- Short exercise
Find every line below that contains the word "Verification" and copy it out.

## start Material for this task

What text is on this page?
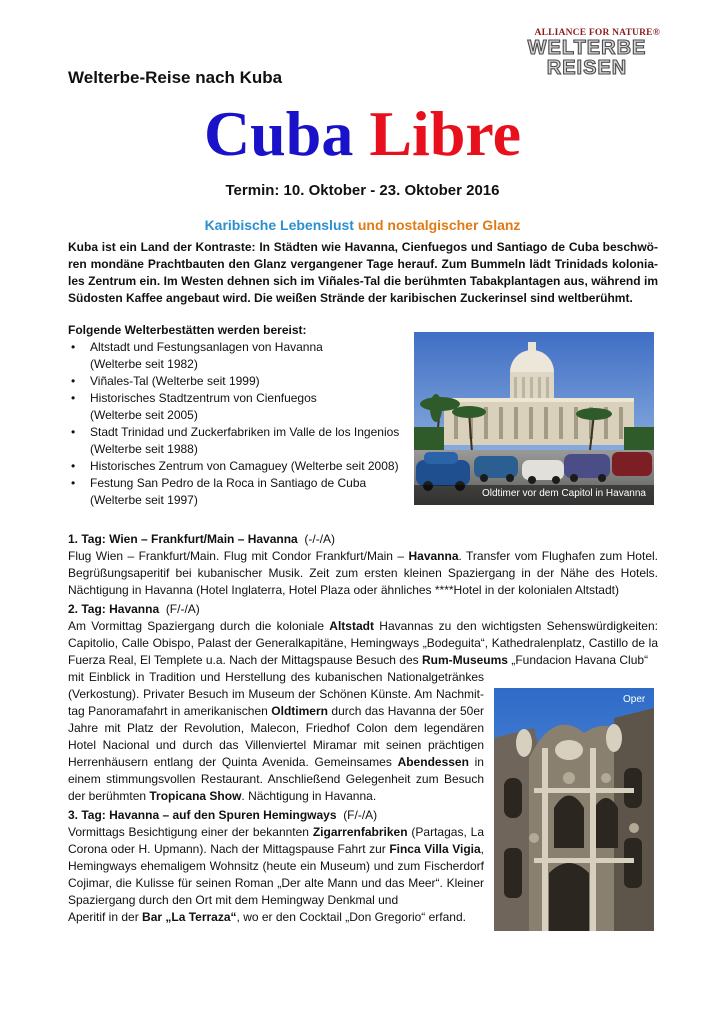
ALLIANCE FOR NATURE®
WELTERBE
REISEN
Welterbe-Reise nach Kuba
Cuba Libre
Termin: 10. Oktober - 23. Oktober 2016
Karibische Lebenslust und nostalgischer Glanz
Kuba ist ein Land der Kontraste: In Städten wie Havanna, Cienfuegos und Santiago de Cuba beschwö-ren mondäne Prachtbauten den Glanz vergangener Tage herauf. Zum Bummeln lädt Trinidads kolonia-les Zentrum ein. Im Westen dehnen sich im Viñales-Tal die berühmten Tabakplantagen aus, während im Südosten Kaffee angebaut wird. Die weißen Strände der karibischen Zuckerinsel sind weltberühmt.
Folgende Welterbestätten werden bereist:
• Altstadt und Festungsanlagen von Havanna
(Welterbe seit 1982)
• Viñales-Tal (Welterbe seit 1999)
• Historisches Stadtzentrum von Cienfuegos
(Welterbe seit 2005)
• Stadt Trinidad und Zuckerfabriken im Valle de los Ingenios
(Welterbe seit 1988)
• Historisches Zentrum von Camaguey (Welterbe seit 2008)
• Festung San Pedro de la Roca in Santiago de Cuba
(Welterbe seit 1997)	Oldtimer vor dem Capitol in Havanna
Oper

1. Tag: Wien – Frankfurt/Main – Havanna (-/-/A)

Flug Wien – Frankfurt/Main. Flug mit Condor Frankfurt/Main – Havanna. Transfer vom Flughafen zum Hotel. Begrüßungsaperitif bei kubanischer Musik. Zeit zum ersten kleinen Spaziergang in der Nähe des Hotels. Nächtigung in Havanna (Hotel Inglaterra, Hotel Plaza oder ähnliches ****Hotel in der kolonialen Altstadt)

2. Tag: Havanna (F/-/A)

Am Vormittag Spaziergang durch die koloniale Altstadt Havannas zu den wichtigsten Sehenswürdigkeiten: Capitolio, Calle Obispo, Palast der Generalkapitäne, Hemingways „Bodeguita“, Kathedralenplatz, Castillo de la Fuerza Real, El Templete u.a. Nach der Mittagspause Besuch des Rum-Museums „Fundacion Havana Club“

mit Einblick in Tradition und Herstellung des kubanischen Nationalgetränkes (Verkostung). Privater Besuch im Museum der Schönen Künste. Am Nachmit-tag Panoramafahrt in amerikanischen Oldtimern durch das Havanna der 50er Jahre mit Platz der Revolution, Malecon, Friedhof Colon dem legendären Hotel Nacional und durch das Villenviertel Miramar mit seinen prächtigen Herrenhäusern entlang der Quinta Avenida. Gemeinsames Abendessen in einem stimmungsvollen Restaurant. Anschließend Gelegenheit zum Besuch der berühmten Tropicana Show. Nächtigung in Havanna.

3. Tag: Havanna – auf den Spuren Hemingways (F/-/A)

Vormittags Besichtigung einer der bekannten Zigarrenfabriken (Partagas, La Corona oder H. Upmann). Nach der Mittagspause Fahrt zur Finca Villa Vigia, Hemingways ehemaligem Wohnsitz (heute ein Museum) und zum Fischerdorf Cojimar, die Kulisse für seinen Roman „Der alte Mann und das Meer“. Kleiner Spaziergang durch den Ort mit dem Hemingway Denkmal und

Aperitif in der Bar „La Terraza“, wo er den Cocktail „Don Gregorio“ erfand.
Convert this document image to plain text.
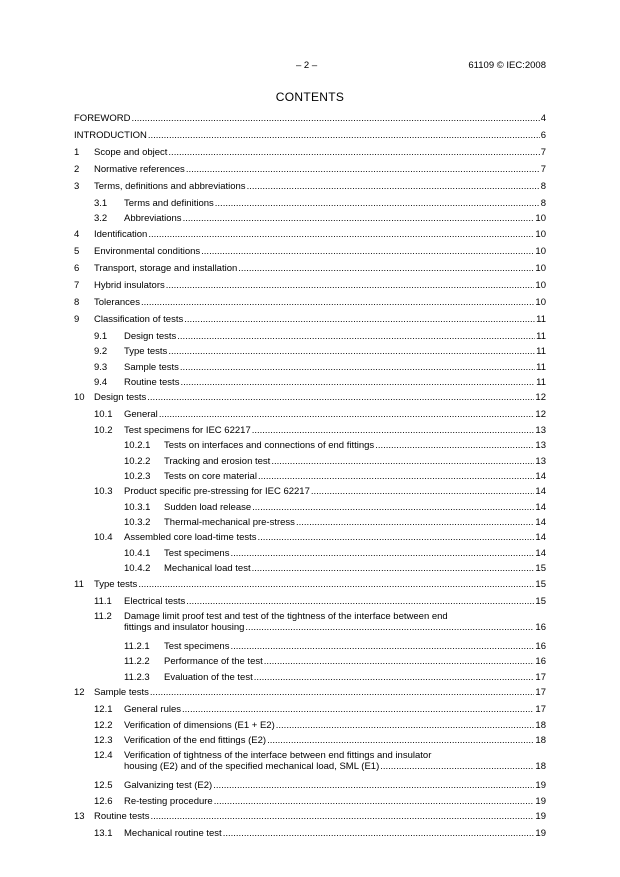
– 2 –	61109 © IEC:2008
CONTENTS
FOREWORD .....	4
INTRODUCTION .....	6
1 Scope and object .....	7
2 Normative references .....	7
3 Terms, definitions and abbreviations .....	8
3.1 Terms and definitions .....	8
3.2 Abbreviations .....	10
4 Identification .....	10
5 Environmental conditions .....	10
6 Transport, storage and installation .....	10
7 Hybrid insulators .....	10
8 Tolerances .....	10
9 Classification of tests .....	11
9.1 Design tests .....	11
9.2 Type tests .....	11
9.3 Sample tests .....	11
9.4 Routine tests .....	11
10 Design tests .....	12
10.1 General .....	12
10.2 Test specimens for IEC 62217 .....	13
10.2.1 Tests on interfaces and connections of end fittings .....	13
10.2.2 Tracking and erosion test .....	13
10.2.3 Tests on core material .....	14
10.3 Product specific pre-stressing for IEC 62217 .....	14
10.3.1 Sudden load release .....	14
10.3.2 Thermal-mechanical pre-stress .....	14
10.4 Assembled core load-time tests .....	14
10.4.1 Test specimens .....	14
10.4.2 Mechanical load test .....	15
11 Type tests .....	15
11.1 Electrical tests .....	15
11.2 Damage limit proof test and test of the tightness of the interface between end
fittings and insulator housing .....	16
11.2.1 Test specimens .....	16
11.2.2 Performance of the test .....	16
11.2.3 Evaluation of the test .....	17
12 Sample tests .....	17
12.1 General rules .....	17
12.2 Verification of dimensions (E1 + E2) .....	18
12.3 Verification of the end fittings (E2) .....	18
12.4 Verification of tightness of the interface between end fittings and insulator
housing (E2) and of the specified mechanical load, SML (E1) .....	18
12.5 Galvanizing test (E2) .....	19
12.6 Re-testing procedure .....	19
13 Routine tests .....	19
13.1 Mechanical routine test .....	19
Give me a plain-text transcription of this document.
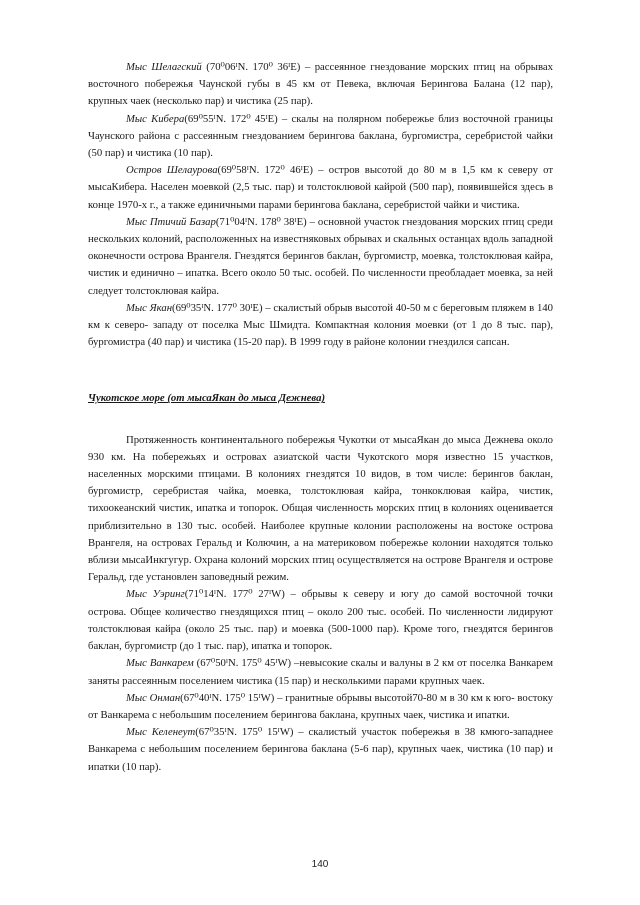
Мыс Шелагский (70⁰06ᴵN. 170⁰ 36ᴵE) – рассеянное гнездование морских птиц на обрывах восточного побережья Чаунской губы в 45 км от Певека, включая Берингова Балана (12 пар), крупных чаек (несколько пар) и чистика (25 пар).

Мыс Кибера(69⁰55ᴵN. 172⁰ 45ᴵE) – скалы на полярном побережье близ восточной границы Чаунского района с рассеянным гнездованием берингова баклана, бургомистра, серебристой чайки (50 пар) и чистика (10 пар).

Остров Шелаурова(69⁰58ᴵN. 172⁰ 46ᴵE) – остров высотой до 80 м в 1,5 км к северу от мысаКибера. Населен моевкой (2,5 тыс. пар) и толстоклювой кайрой (500 пар), появившейся здесь в конце 1970-х г., а также единичными парами берингова баклана, серебристой чайки и чистика.

Мыс Птичий Базар(71⁰04ᴵN. 178⁰ 38ᴵE) – основной участок гнездования морских птиц среди нескольких колоний, расположенных на известняковых обрывах и скальных останцах вдоль западной оконечности острова Врангеля. Гнездятся берингов баклан, бургомистр, моевка, толстоклювая кайра, чистик и единично – ипатка. Всего около 50 тыс. особей. По численности преобладает моевка, за ней следует толстоклювая кайра.

Мыс Якан(69⁰35ᴵN. 177⁰ 30ᴵE) – скалистый обрыв высотой 40-50 м с береговым пляжем в 140 км к северо- западу от поселка Мыс Шмидта. Компактная колония моевки (от 1 до 8 тыс. пар), бургомистра (40 пар) и чистика (15-20 пар). В 1999 году в районе колонии гнездился сапсан.

Чукотское море (от мысаЯкан до мыса Дежнева)

Протяженность континентального побережья Чукотки от мысаЯкан до мыса Дежнева около 930 км. На побережьях и островах азиатской части Чукотского моря известно 15 участков, населенных морскими птицами. В колониях гнездятся 10 видов, в том числе: берингов баклан, бургомистр, серебристая чайка, моевка, толстоклювая кайра, тонкоклювая кайра, чистик, тихоокеанский чистик, ипатка и топорок. Общая численность морских птиц в колониях оценивается приблизительно в 130 тыс. особей. Наиболее крупные колонии расположены на востоке острова Врангеля, на островах Геральд и Колючин, а на материковом побережье колонии находятся только вблизи мысаИнкгугур. Охрана колоний морских птиц осуществляется на острове Врангеля и острове Геральд, где установлен заповедный режим.

Мыс Уэринг(71⁰14ᴵN. 177⁰ 27ᴵW) – обрывы к северу и югу до самой восточной точки острова. Общее количество гнездящихся птиц – около 200 тыс. особей. По численности лидируют толстоклювая кайра (около 25 тыс. пар) и моевка (500-1000 пар). Кроме того, гнездятся берингов баклан, бургомистр (до 1 тыс. пар), ипатка и топорок.

Мыс Ванкарем (67⁰50ᴵN. 175⁰ 45ᴵW) –невысокие скалы и валуны в 2 км от поселка Ванкарем заняты рассеянным поселением чистика (15 пар) и несколькими парами крупных чаек.

Мыс Онман(67⁰40ᴵN. 175⁰ 15ᴵW) – гранитные обрывы высотой70-80 м в 30 км к юго- востоку от Ванкарема с небольшим поселением берингова баклана, крупных чаек, чистика и ипатки.

Мыс Келенеут(67⁰35ᴵN. 175⁰ 15ᴵW) – скалистый участок побережья в 38 кмюго-западнее Ванкарема с небольшим поселением берингова баклана (5-6 пар), крупных чаек, чистика (10 пар) и ипатки (10 пар).

140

## end Material for this task

- Full solution
12.2 Verification of dimensions (E1 + E2) .....	18
12.3 Verification of the end fittings (E2) .....	18
12.4 Verification of tightness of the interface between end fittings and insulator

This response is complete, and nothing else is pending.